▶ [Provided records]
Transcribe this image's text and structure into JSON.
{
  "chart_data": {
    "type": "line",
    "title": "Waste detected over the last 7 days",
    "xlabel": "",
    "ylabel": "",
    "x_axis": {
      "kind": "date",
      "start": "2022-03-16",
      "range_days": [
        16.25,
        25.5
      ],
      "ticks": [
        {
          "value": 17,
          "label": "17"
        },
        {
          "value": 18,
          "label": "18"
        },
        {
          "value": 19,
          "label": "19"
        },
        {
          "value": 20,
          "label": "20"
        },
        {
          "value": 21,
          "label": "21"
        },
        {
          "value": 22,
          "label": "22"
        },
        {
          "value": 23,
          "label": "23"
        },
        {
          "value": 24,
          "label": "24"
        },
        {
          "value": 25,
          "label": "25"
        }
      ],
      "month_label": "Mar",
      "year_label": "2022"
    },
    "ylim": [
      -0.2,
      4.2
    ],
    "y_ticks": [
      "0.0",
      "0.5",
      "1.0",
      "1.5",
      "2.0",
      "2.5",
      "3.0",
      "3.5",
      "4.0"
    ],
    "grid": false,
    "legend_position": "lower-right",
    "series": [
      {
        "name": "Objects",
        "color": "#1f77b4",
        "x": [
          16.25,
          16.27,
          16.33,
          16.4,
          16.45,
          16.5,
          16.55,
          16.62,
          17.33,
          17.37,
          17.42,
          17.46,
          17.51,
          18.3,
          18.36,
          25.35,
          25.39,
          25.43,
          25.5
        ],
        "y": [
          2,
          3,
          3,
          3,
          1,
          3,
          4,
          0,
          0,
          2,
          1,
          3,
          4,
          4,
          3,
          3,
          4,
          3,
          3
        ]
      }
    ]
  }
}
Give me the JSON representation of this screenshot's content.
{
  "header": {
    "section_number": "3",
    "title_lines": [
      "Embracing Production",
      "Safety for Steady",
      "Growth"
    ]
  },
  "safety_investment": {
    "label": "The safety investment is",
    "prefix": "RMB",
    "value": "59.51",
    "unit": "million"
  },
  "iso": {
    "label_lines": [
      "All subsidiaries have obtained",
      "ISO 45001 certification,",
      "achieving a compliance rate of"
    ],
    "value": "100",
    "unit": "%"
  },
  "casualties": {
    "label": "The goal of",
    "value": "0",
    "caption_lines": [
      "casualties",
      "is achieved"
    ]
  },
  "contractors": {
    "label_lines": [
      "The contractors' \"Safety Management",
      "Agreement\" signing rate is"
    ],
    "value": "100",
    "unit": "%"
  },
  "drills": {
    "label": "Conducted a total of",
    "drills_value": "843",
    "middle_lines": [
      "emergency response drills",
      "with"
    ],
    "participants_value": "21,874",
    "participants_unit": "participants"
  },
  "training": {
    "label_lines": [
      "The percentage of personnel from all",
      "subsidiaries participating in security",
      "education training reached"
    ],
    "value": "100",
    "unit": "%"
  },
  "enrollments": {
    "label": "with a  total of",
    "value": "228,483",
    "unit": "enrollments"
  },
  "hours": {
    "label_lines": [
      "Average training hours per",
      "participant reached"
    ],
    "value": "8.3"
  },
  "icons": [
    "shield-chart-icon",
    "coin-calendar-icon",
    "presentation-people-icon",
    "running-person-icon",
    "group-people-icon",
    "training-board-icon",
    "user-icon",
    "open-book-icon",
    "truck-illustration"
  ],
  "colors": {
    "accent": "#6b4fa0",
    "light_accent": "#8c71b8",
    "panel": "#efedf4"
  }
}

▶ [Task prompt] State the count of lines holding the string "JSON" in the listing above, and nothing else.

▶ [The output] 2